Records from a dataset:
+++
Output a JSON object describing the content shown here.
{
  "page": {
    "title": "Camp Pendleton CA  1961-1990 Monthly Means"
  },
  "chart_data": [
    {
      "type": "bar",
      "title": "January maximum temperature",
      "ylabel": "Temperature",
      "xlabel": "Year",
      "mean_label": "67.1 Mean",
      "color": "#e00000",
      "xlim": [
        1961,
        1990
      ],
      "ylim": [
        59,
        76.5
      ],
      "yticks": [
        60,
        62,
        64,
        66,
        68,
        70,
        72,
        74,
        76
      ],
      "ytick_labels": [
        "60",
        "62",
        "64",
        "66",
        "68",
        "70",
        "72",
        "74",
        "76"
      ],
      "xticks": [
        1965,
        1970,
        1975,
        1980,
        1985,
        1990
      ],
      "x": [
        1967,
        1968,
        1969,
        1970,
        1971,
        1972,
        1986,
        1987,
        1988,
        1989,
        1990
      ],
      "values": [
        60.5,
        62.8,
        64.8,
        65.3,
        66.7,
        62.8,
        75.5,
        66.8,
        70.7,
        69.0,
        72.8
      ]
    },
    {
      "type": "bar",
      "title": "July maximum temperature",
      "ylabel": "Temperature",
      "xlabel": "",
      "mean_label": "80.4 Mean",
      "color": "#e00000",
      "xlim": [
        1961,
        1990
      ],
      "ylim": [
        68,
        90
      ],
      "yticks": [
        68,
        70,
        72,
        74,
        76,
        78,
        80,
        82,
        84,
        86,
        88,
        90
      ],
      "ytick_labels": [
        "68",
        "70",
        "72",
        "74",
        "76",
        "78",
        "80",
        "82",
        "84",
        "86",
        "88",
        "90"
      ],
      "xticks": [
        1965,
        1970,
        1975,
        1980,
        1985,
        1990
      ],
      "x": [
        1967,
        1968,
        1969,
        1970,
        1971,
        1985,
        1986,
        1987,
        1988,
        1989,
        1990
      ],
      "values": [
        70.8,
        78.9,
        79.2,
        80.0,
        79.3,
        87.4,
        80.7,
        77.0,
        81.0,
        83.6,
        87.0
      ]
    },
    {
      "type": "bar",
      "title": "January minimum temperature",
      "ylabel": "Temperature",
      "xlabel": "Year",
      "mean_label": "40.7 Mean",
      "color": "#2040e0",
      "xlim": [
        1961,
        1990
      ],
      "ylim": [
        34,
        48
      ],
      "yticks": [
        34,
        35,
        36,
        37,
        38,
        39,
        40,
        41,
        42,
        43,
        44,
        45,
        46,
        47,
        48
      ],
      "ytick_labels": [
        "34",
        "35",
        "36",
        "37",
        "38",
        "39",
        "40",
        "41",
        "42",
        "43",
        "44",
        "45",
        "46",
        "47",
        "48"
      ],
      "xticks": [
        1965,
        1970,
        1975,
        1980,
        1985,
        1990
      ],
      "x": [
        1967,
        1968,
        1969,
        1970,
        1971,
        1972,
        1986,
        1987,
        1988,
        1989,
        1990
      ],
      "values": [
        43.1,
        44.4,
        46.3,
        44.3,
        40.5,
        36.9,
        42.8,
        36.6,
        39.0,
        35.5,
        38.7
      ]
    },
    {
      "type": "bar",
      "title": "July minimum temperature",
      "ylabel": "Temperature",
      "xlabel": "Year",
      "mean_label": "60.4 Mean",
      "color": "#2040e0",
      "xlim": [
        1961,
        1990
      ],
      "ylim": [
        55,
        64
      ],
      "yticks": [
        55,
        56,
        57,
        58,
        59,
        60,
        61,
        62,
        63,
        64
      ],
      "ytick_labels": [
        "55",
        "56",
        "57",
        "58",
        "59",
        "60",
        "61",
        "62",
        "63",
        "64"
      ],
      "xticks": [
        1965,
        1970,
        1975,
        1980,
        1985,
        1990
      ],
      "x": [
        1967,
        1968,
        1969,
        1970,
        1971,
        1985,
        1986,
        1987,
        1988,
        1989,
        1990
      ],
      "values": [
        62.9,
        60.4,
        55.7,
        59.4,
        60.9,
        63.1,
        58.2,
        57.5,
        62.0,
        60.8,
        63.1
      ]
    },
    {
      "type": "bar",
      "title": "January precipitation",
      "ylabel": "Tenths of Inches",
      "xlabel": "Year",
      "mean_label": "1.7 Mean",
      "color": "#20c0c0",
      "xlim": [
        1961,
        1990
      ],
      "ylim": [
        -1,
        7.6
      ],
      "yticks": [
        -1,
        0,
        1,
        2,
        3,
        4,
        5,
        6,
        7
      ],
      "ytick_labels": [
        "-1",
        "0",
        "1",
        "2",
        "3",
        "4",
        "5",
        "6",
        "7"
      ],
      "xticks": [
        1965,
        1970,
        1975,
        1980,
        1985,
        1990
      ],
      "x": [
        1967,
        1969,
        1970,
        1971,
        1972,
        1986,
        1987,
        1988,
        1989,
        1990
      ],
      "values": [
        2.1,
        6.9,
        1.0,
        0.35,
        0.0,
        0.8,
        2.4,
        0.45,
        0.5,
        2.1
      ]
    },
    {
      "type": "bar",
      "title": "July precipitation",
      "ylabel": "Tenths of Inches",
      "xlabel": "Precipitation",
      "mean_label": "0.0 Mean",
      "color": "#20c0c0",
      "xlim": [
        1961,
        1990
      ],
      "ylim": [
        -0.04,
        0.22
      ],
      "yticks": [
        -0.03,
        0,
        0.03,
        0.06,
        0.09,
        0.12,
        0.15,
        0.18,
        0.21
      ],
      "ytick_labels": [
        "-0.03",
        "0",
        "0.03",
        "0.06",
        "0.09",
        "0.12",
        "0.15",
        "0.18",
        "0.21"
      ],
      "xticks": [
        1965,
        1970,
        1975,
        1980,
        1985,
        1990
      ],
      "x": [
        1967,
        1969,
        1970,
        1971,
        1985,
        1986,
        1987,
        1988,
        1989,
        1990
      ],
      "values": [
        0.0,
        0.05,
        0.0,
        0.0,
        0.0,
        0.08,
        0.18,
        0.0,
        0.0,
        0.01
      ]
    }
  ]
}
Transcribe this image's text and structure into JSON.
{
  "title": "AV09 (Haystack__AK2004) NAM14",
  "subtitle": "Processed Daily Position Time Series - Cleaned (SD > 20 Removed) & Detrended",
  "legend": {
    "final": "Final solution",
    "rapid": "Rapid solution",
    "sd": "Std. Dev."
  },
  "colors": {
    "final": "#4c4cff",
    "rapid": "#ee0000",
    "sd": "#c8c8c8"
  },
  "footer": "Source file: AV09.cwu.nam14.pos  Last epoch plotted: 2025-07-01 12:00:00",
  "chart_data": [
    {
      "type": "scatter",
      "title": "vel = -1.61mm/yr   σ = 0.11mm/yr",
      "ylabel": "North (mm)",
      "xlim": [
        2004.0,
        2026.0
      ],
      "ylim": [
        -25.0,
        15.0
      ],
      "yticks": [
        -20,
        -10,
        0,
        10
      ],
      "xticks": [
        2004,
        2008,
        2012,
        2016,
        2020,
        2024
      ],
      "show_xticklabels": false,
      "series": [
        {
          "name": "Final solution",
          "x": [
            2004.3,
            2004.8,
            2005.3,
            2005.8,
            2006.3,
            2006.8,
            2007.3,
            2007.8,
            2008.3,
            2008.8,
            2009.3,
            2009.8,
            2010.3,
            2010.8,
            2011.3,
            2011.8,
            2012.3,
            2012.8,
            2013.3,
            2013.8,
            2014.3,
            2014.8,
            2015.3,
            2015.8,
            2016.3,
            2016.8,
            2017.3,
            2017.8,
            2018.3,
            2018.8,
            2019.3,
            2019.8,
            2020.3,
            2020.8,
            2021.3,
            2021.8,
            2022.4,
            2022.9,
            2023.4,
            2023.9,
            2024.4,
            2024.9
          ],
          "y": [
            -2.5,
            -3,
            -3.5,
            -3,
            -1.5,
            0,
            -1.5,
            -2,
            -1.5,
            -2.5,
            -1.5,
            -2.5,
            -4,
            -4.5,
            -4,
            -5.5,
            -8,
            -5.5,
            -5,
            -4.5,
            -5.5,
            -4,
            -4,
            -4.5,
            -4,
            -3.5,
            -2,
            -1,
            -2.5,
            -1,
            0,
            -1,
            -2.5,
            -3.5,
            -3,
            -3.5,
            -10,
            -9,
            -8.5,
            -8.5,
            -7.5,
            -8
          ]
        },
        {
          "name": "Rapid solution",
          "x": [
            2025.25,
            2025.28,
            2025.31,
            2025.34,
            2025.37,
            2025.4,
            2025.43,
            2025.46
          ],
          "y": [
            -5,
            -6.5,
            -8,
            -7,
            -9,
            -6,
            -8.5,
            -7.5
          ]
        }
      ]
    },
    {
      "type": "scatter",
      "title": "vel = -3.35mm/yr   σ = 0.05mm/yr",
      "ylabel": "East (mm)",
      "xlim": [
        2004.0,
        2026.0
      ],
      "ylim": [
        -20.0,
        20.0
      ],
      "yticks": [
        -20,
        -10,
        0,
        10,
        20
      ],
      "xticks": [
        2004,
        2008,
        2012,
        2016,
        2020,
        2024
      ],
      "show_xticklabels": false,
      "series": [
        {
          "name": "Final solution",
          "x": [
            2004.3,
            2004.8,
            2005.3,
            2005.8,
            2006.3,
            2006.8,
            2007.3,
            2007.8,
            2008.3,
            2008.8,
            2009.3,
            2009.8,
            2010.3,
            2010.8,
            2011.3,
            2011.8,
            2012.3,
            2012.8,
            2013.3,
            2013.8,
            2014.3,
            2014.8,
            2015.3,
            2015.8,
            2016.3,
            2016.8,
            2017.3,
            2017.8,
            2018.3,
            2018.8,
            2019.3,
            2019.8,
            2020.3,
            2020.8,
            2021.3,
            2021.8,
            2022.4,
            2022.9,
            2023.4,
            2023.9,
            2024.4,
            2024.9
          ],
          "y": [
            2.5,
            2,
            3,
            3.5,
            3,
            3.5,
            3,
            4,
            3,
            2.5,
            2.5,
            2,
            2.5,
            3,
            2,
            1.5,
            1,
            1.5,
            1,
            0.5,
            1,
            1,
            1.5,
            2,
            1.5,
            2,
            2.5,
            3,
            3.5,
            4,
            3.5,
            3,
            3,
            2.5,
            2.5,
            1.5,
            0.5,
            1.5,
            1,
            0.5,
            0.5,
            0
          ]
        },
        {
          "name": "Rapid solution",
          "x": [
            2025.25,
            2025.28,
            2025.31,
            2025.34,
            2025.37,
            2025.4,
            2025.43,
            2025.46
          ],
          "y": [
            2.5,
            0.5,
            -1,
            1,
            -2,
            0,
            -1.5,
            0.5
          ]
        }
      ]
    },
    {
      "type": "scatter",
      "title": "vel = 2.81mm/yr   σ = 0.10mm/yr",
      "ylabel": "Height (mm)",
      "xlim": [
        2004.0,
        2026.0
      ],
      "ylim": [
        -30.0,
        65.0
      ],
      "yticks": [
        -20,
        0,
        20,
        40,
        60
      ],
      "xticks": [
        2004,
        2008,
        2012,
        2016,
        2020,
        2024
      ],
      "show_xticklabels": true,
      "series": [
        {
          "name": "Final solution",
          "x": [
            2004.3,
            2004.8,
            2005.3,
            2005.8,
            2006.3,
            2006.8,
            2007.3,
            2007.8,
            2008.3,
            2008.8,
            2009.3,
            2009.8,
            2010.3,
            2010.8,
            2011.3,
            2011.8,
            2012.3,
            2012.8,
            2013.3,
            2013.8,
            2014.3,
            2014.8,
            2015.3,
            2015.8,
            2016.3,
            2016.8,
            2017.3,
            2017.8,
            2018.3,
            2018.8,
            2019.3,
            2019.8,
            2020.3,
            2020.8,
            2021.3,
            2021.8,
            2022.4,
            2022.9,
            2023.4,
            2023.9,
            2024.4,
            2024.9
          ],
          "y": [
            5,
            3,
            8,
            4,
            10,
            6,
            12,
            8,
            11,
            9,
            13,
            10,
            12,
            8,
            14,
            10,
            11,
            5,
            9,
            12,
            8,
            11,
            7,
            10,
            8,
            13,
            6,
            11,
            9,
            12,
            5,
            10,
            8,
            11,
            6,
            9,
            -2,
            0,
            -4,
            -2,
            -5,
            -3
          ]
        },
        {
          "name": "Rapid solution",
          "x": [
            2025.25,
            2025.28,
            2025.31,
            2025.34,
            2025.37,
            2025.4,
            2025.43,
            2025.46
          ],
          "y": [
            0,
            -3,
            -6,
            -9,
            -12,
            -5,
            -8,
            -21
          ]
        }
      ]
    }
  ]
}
+++
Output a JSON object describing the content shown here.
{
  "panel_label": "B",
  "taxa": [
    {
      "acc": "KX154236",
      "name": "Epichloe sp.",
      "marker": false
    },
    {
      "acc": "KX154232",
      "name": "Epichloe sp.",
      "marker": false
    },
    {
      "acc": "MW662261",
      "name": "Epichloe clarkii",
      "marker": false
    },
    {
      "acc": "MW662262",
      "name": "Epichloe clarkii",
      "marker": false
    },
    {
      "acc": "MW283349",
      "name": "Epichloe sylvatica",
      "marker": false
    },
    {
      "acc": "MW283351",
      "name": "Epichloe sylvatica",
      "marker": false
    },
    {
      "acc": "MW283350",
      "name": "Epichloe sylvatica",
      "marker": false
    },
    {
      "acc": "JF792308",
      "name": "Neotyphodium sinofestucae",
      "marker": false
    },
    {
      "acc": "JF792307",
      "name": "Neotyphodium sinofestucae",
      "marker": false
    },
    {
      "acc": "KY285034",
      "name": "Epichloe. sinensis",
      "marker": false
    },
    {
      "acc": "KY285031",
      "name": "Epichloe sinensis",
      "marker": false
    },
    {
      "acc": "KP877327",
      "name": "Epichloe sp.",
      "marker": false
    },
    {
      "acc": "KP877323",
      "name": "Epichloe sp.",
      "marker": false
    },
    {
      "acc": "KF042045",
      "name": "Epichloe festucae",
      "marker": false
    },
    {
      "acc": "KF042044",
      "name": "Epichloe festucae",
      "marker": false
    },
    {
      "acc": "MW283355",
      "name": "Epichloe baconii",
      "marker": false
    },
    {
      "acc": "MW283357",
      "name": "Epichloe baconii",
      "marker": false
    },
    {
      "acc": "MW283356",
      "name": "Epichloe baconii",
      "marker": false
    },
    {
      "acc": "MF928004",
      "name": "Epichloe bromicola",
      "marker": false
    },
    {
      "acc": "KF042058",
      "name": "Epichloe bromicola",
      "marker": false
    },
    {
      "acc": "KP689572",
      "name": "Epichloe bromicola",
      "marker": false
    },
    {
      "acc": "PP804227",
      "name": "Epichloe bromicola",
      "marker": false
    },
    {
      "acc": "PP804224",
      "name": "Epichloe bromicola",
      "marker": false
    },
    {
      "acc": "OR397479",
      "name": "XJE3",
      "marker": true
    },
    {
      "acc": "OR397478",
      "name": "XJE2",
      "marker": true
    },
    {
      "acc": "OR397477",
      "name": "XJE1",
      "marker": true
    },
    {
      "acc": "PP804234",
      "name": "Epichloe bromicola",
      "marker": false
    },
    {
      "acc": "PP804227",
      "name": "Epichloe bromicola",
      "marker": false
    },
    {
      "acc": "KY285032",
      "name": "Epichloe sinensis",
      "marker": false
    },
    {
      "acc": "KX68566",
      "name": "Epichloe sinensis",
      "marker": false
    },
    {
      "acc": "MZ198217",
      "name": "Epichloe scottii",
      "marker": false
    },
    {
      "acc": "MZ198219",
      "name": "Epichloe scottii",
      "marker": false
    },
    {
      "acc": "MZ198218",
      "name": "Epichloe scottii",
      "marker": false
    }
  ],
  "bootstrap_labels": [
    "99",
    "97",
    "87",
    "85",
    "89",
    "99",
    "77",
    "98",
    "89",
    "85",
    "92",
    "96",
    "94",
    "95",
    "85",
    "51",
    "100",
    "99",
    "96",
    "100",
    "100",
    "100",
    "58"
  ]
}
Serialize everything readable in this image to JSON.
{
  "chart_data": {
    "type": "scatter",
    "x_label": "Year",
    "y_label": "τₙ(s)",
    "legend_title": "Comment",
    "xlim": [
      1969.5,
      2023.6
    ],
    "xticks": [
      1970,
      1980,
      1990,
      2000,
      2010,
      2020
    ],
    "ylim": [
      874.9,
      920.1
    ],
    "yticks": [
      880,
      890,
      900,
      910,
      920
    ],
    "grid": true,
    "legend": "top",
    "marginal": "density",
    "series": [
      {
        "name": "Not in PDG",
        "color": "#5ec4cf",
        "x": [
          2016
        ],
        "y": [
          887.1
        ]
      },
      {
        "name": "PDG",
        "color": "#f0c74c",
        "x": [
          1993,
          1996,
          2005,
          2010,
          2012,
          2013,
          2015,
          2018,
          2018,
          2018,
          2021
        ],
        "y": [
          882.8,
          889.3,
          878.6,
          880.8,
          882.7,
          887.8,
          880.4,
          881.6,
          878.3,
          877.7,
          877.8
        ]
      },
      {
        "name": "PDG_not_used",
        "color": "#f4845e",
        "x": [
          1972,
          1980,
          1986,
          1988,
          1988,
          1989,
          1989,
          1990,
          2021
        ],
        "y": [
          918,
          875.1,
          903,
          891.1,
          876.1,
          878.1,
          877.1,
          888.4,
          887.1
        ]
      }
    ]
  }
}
+++
Extract all lines from the data in which "this" is found.

Transcribe this image's text and structure into JSON.
Serialize everything readable in this image to JSON.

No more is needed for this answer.